Draw out every line with the word "name" from the listing below.

──────── Records shown

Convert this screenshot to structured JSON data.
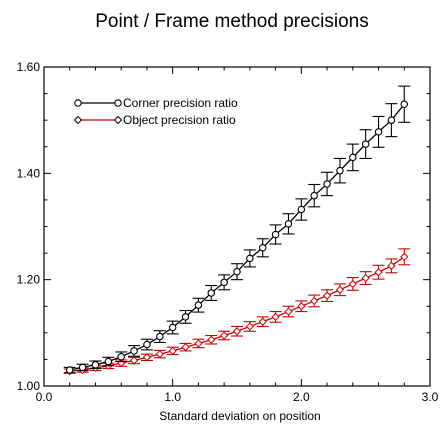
{
  "chart_data": {
    "type": "line",
    "title": "Point / Frame method precisions",
    "xlabel": "Standard deviation on position",
    "ylabel": "",
    "xlim": [
      0.0,
      3.0
    ],
    "ylim": [
      1.0,
      1.6
    ],
    "x_ticks": [
      {
        "value": 0.0,
        "label": "0.0"
      },
      {
        "value": 1.0,
        "label": "1.0"
      },
      {
        "value": 2.0,
        "label": "2.0"
      },
      {
        "value": 3.0,
        "label": "3.0"
      }
    ],
    "y_ticks": [
      {
        "value": 1.0,
        "label": "1.00"
      },
      {
        "value": 1.2,
        "label": "1.20"
      },
      {
        "value": 1.4,
        "label": "1.40"
      },
      {
        "value": 1.6,
        "label": "1.60"
      }
    ],
    "grid": false,
    "legend_position": "top-left",
    "x": [
      0.2,
      0.3,
      0.4,
      0.5,
      0.6,
      0.7,
      0.8,
      0.9,
      1.0,
      1.1,
      1.2,
      1.3,
      1.4,
      1.5,
      1.6,
      1.7,
      1.8,
      1.9,
      2.0,
      2.1,
      2.2,
      2.3,
      2.4,
      2.5,
      2.6,
      2.7,
      2.8
    ],
    "series": [
      {
        "name": "Corner precision ratio",
        "color": "#000000",
        "marker": "circle",
        "values": [
          1.03,
          1.035,
          1.04,
          1.046,
          1.055,
          1.066,
          1.078,
          1.093,
          1.11,
          1.13,
          1.152,
          1.175,
          1.195,
          1.215,
          1.24,
          1.26,
          1.285,
          1.305,
          1.332,
          1.358,
          1.38,
          1.405,
          1.43,
          1.455,
          1.478,
          1.5,
          1.53
        ],
        "errors": [
          0.005,
          0.006,
          0.007,
          0.008,
          0.009,
          0.01,
          0.01,
          0.011,
          0.012,
          0.012,
          0.013,
          0.014,
          0.014,
          0.015,
          0.016,
          0.017,
          0.018,
          0.019,
          0.02,
          0.021,
          0.022,
          0.023,
          0.025,
          0.027,
          0.029,
          0.031,
          0.034
        ]
      },
      {
        "name": "Object precision ratio",
        "color": "#cc0000",
        "marker": "diamond",
        "values": [
          1.028,
          1.03,
          1.034,
          1.038,
          1.043,
          1.048,
          1.054,
          1.06,
          1.066,
          1.073,
          1.08,
          1.087,
          1.095,
          1.103,
          1.112,
          1.121,
          1.13,
          1.14,
          1.15,
          1.16,
          1.17,
          1.181,
          1.192,
          1.203,
          1.214,
          1.226,
          1.243
        ],
        "errors": [
          0.004,
          0.004,
          0.005,
          0.005,
          0.006,
          0.006,
          0.006,
          0.007,
          0.007,
          0.007,
          0.008,
          0.008,
          0.008,
          0.009,
          0.009,
          0.009,
          0.01,
          0.01,
          0.01,
          0.011,
          0.011,
          0.011,
          0.012,
          0.012,
          0.013,
          0.013,
          0.015
        ]
      }
    ]
  }
}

────────────────

Answer to this problem →
        "name": "Corner precision ratio",
        "name": "Object precision ratio",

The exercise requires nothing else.